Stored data
........

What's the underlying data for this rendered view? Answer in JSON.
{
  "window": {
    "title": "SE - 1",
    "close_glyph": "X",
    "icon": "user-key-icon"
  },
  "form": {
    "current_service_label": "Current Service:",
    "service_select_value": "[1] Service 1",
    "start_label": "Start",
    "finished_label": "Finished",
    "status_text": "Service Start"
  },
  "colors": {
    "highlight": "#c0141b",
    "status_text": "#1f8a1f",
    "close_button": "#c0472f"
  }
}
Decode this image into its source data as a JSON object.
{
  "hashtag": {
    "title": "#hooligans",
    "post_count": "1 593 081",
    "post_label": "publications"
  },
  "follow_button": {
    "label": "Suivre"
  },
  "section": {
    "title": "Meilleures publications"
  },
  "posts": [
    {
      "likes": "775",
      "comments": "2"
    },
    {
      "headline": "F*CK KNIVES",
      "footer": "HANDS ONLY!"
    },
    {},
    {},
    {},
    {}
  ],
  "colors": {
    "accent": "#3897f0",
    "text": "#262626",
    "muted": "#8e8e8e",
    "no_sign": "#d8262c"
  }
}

........

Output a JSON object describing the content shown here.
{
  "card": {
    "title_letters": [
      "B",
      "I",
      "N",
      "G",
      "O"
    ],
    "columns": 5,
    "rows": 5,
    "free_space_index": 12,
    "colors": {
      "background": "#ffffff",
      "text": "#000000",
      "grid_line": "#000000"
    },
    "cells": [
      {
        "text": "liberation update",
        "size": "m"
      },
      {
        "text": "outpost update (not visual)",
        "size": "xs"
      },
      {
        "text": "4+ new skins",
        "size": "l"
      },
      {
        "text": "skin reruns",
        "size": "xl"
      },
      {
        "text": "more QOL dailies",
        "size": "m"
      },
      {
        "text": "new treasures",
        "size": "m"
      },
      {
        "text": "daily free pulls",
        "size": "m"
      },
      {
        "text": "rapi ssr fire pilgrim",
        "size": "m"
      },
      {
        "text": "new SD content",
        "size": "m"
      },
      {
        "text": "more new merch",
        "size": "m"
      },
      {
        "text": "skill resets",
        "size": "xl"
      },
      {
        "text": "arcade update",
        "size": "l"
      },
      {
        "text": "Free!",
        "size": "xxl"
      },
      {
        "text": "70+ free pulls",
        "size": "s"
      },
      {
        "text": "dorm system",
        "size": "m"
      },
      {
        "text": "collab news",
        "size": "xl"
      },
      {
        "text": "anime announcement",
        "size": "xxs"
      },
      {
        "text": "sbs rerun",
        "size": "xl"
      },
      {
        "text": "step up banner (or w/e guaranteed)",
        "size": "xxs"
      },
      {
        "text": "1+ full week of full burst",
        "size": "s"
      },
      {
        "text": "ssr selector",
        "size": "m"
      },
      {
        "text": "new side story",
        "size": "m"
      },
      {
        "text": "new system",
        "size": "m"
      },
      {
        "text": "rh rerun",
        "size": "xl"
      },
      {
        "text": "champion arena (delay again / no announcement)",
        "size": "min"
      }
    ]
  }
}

........

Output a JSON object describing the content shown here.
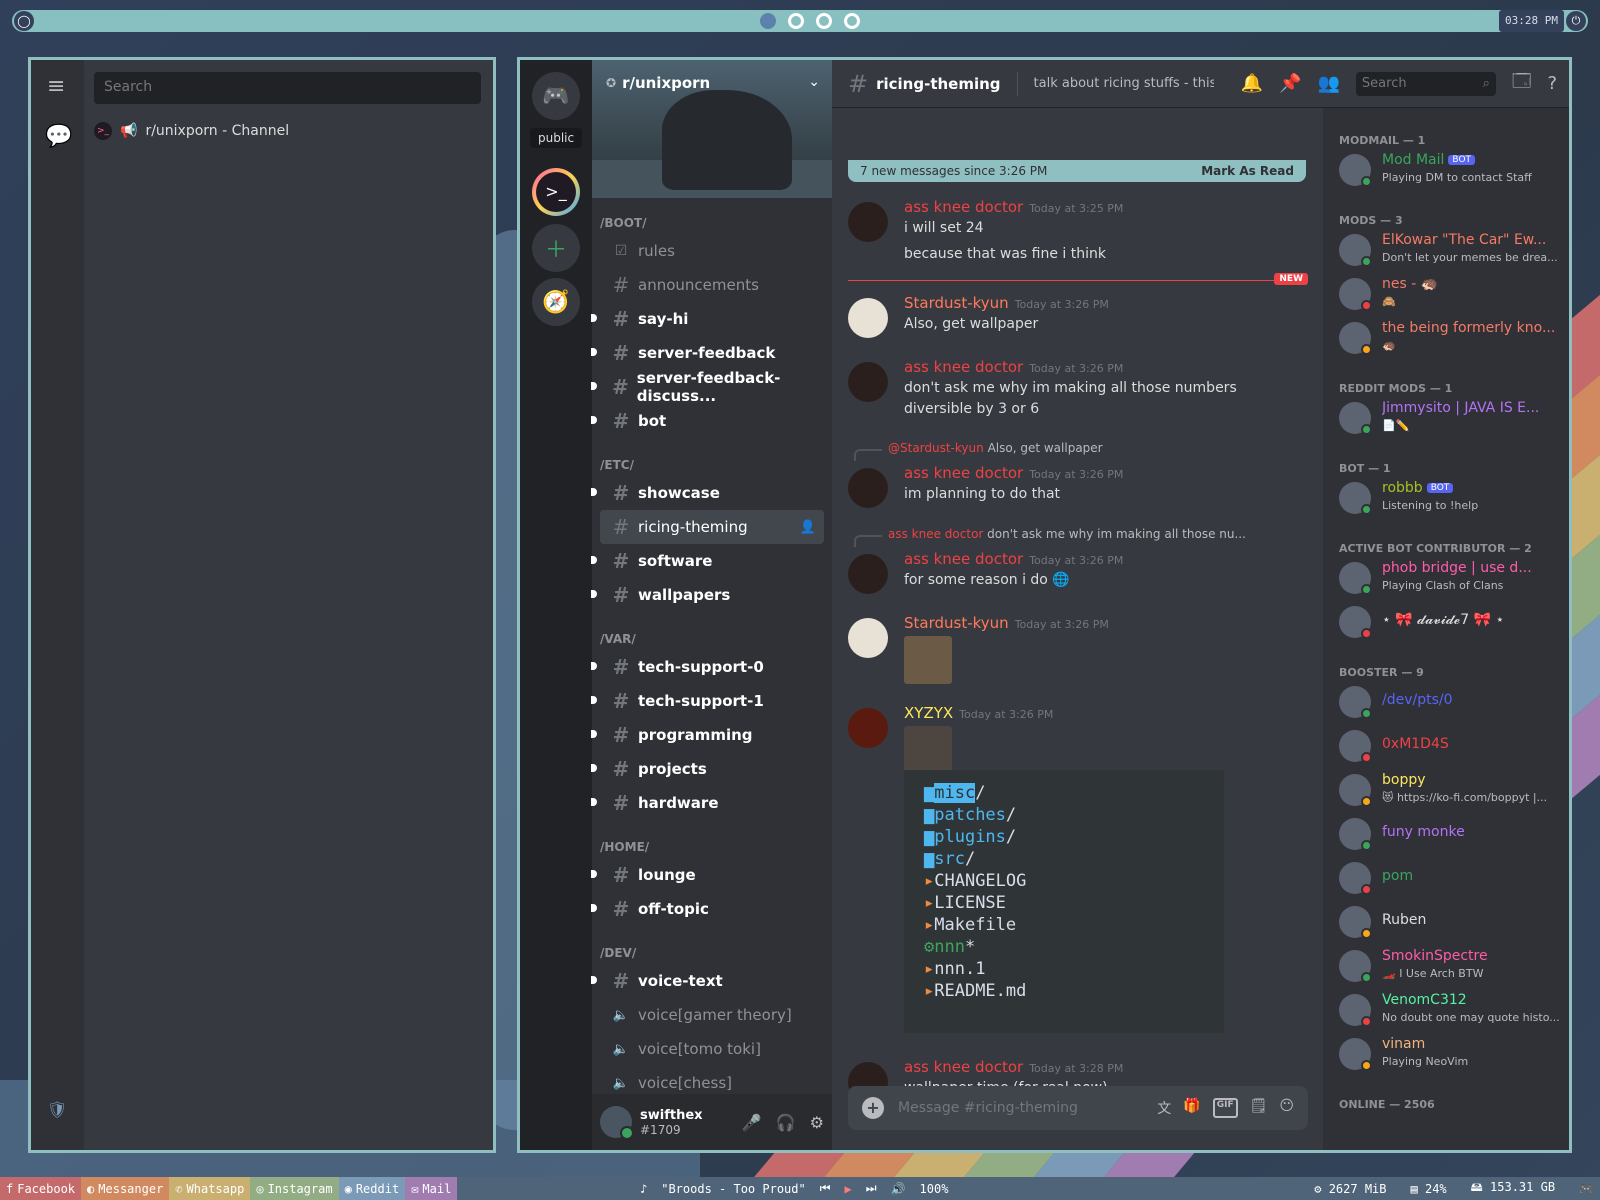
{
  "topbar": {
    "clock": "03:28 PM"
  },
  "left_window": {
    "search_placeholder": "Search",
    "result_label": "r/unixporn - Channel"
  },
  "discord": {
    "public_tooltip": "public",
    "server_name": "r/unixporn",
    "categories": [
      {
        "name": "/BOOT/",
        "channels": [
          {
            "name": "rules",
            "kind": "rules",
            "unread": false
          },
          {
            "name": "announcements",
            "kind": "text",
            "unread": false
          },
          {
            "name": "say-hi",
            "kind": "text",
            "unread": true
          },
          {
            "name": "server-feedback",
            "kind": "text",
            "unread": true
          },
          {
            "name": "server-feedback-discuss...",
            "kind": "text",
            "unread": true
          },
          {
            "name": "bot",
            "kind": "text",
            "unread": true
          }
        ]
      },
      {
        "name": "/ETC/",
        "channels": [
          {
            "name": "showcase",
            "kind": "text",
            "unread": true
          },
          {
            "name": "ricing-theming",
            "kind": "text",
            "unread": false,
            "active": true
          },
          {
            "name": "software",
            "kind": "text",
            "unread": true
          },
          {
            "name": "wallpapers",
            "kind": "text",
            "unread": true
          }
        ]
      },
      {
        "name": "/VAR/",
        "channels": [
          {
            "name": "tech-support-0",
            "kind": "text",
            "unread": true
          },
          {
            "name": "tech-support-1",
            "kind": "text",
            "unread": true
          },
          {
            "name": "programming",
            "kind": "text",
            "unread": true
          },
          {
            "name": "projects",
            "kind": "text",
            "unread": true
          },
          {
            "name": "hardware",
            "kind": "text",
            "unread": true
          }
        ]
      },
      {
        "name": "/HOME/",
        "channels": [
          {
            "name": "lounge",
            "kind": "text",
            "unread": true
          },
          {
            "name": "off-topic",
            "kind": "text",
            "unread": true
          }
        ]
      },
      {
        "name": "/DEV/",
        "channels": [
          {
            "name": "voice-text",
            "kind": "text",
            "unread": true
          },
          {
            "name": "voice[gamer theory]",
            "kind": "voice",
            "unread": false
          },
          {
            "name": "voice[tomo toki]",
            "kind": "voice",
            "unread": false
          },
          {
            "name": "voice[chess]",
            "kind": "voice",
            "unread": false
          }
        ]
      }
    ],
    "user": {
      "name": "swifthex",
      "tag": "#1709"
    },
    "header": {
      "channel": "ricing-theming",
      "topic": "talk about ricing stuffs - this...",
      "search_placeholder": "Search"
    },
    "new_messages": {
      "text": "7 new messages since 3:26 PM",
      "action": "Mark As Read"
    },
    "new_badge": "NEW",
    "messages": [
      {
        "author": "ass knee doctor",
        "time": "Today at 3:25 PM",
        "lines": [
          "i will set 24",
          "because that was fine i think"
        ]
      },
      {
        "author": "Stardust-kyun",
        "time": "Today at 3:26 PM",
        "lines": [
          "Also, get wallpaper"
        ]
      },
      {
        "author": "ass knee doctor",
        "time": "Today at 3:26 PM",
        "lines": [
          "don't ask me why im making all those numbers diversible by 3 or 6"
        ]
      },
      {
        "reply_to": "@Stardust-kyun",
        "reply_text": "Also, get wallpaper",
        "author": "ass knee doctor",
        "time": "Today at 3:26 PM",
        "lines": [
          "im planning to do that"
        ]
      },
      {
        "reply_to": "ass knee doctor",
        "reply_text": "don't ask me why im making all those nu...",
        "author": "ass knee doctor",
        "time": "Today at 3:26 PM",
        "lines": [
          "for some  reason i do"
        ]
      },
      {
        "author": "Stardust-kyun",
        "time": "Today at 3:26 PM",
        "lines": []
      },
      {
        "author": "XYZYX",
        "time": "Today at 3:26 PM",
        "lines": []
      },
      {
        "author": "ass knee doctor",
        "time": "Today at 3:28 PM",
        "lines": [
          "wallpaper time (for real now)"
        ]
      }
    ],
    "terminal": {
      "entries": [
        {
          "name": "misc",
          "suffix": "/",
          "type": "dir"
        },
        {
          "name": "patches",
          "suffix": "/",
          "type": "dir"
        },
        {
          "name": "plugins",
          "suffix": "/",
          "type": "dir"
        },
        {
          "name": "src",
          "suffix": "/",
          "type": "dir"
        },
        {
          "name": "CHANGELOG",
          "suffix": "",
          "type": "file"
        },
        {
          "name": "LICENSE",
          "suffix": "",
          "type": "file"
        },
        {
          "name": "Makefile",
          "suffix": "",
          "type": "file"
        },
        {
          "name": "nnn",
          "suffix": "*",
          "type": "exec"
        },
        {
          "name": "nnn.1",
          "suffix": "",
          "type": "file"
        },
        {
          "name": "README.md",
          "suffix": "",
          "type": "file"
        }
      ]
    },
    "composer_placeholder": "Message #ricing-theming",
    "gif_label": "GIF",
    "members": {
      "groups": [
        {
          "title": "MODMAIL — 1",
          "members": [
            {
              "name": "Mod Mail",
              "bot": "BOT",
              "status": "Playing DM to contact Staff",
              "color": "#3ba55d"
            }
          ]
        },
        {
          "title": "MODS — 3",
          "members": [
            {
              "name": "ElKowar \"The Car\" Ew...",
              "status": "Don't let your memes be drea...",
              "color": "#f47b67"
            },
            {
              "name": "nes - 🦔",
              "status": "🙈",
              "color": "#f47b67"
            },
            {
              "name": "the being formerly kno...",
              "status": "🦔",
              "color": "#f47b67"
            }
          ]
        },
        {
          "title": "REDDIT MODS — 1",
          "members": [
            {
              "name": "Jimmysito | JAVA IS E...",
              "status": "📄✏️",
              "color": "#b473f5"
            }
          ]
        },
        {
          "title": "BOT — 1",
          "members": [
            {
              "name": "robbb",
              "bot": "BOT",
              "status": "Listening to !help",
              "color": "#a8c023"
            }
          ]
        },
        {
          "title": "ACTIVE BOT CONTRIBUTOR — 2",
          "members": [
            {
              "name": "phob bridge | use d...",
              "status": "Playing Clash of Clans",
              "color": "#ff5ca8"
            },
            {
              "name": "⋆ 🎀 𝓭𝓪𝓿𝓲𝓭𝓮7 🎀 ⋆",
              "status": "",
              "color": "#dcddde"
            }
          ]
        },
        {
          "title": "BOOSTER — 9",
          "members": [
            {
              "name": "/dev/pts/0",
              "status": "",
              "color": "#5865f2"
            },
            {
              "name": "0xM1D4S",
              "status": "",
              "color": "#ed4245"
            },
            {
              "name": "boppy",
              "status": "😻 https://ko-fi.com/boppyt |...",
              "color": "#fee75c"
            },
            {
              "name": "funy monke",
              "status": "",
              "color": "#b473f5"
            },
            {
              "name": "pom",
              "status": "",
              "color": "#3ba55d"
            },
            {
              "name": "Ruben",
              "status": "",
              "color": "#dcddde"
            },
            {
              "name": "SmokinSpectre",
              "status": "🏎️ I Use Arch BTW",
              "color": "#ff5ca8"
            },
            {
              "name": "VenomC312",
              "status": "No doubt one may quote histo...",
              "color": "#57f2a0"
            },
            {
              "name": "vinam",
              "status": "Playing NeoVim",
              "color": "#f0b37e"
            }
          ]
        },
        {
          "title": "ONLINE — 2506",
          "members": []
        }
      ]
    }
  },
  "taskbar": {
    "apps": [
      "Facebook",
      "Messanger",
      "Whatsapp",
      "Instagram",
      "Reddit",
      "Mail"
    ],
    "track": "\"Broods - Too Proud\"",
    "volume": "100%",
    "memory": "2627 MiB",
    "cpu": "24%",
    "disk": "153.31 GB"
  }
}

........

* **STATED PROBLEM**
Copy out each line that contains the word "those".

* **ANSWER IN FULL**
          "don't ask me why im making all those numbers diversible by 3 or 6"
        "reply_text": "don't ask me why im making all those nu...",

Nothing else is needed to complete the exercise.